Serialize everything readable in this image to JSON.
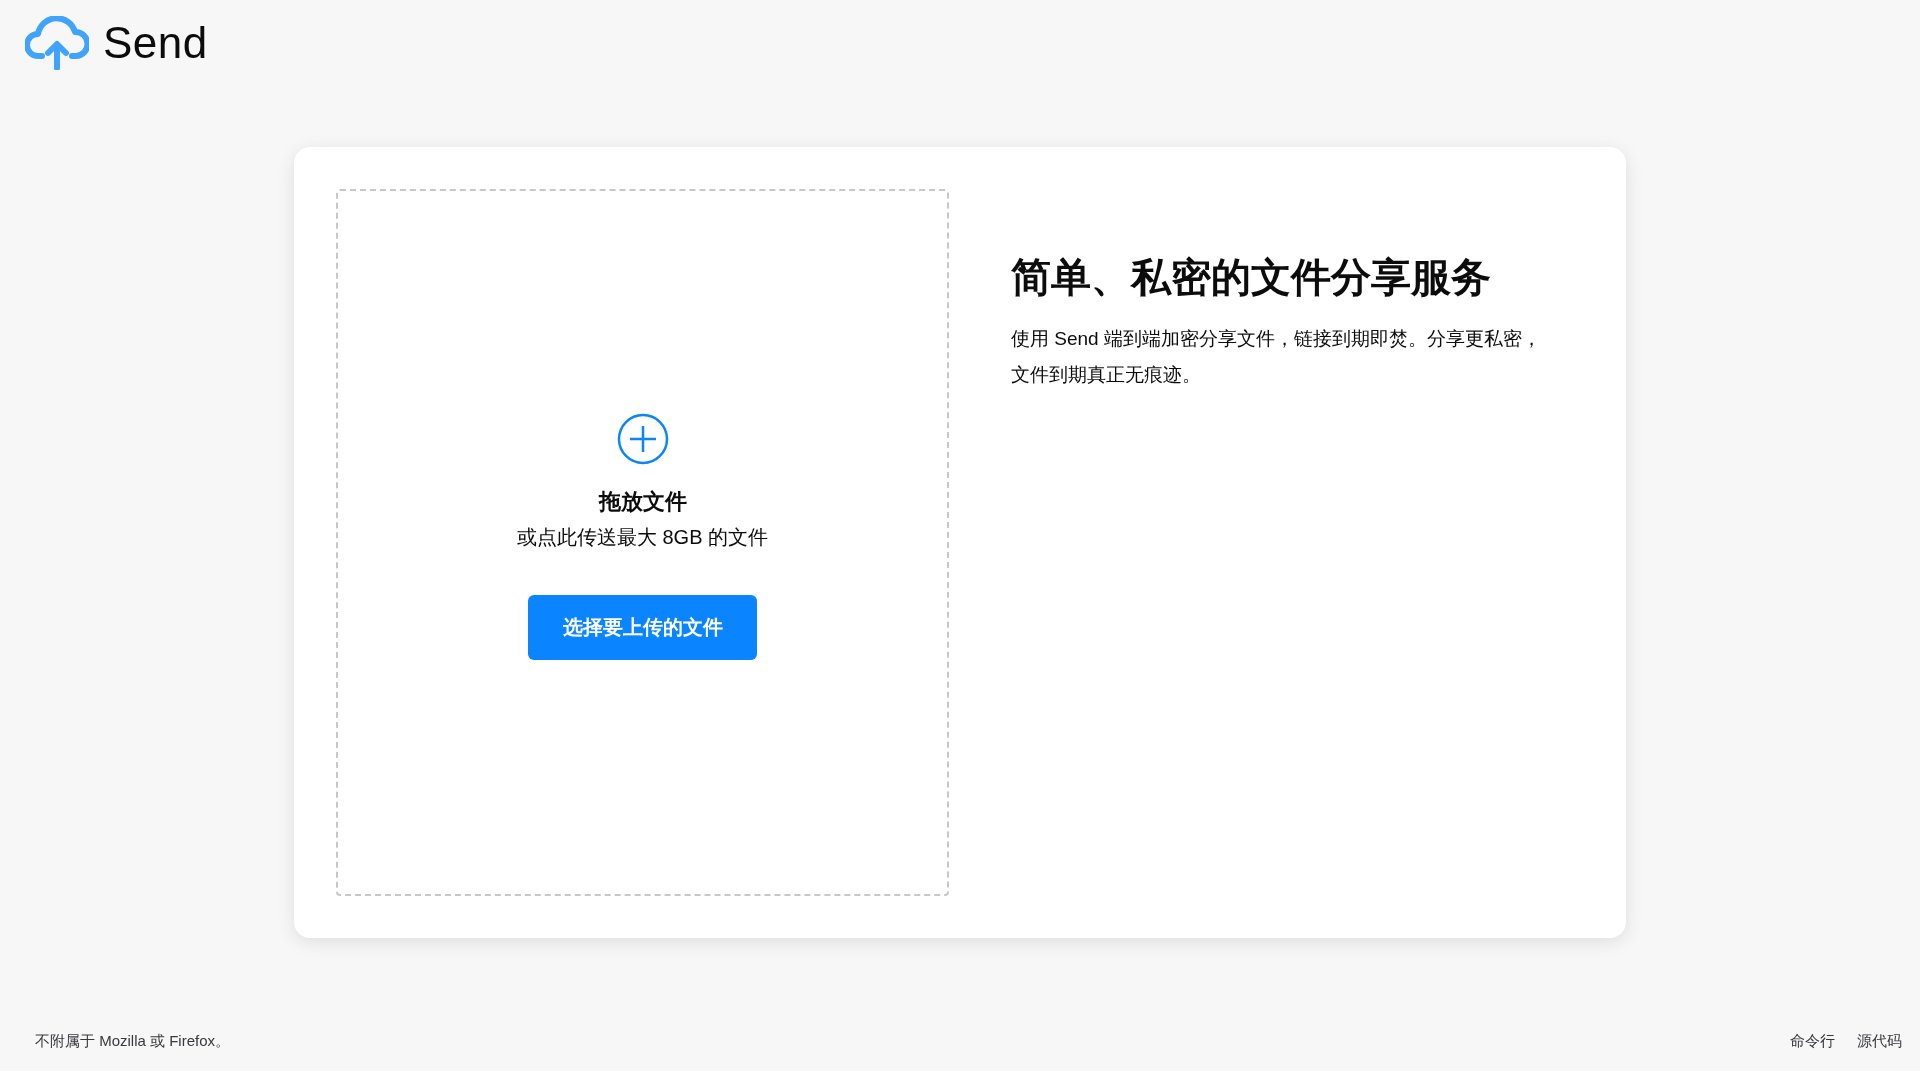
{
  "header": {
    "logo_text": "Send"
  },
  "upload": {
    "title": "拖放文件",
    "subtitle": "或点此传送最大 8GB 的文件",
    "button": "选择要上传的文件"
  },
  "intro": {
    "title": "简单、私密的文件分享服务",
    "description": "使用 Send 端到端加密分享文件，链接到期即焚。分享更私密，文件到期真正无痕迹。"
  },
  "footer": {
    "notice": "不附属于 Mozilla 或 Firefox。",
    "links": [
      "命令行",
      "源代码"
    ]
  }
}
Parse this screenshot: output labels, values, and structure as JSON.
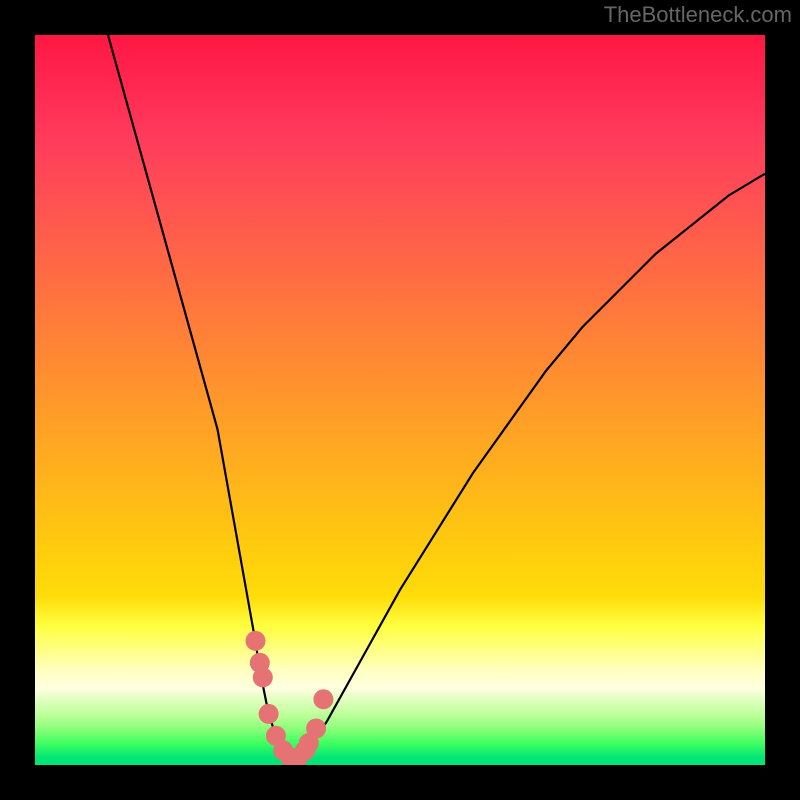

········

Return each line exactly as written. Any picture gets left out.

### Written reply
Serialize everything readable in this image to JSON.
{
  "header": {
    "logo_text": "Send"
  },
  "upload": {
    "title": "拖放文件",
    "subtitle": "或点此传送最大 8GB 的文件",
    "button": "选择要上传的文件"
  },
  "intro": {
    "title": "简单、私密的文件分享服务",
    "description": "使用 Send 端到端加密分享文件，链接到期即焚。分享更私密，文件到期真正无痕迹。"
  },
  "footer": {
    "notice": "不附属于 Mozilla 或 Firefox。",
    "links": [
      "命令行",
      "源代码"
    ]
  }
}
Parse this screenshot: output labels, values, and structure as JSON.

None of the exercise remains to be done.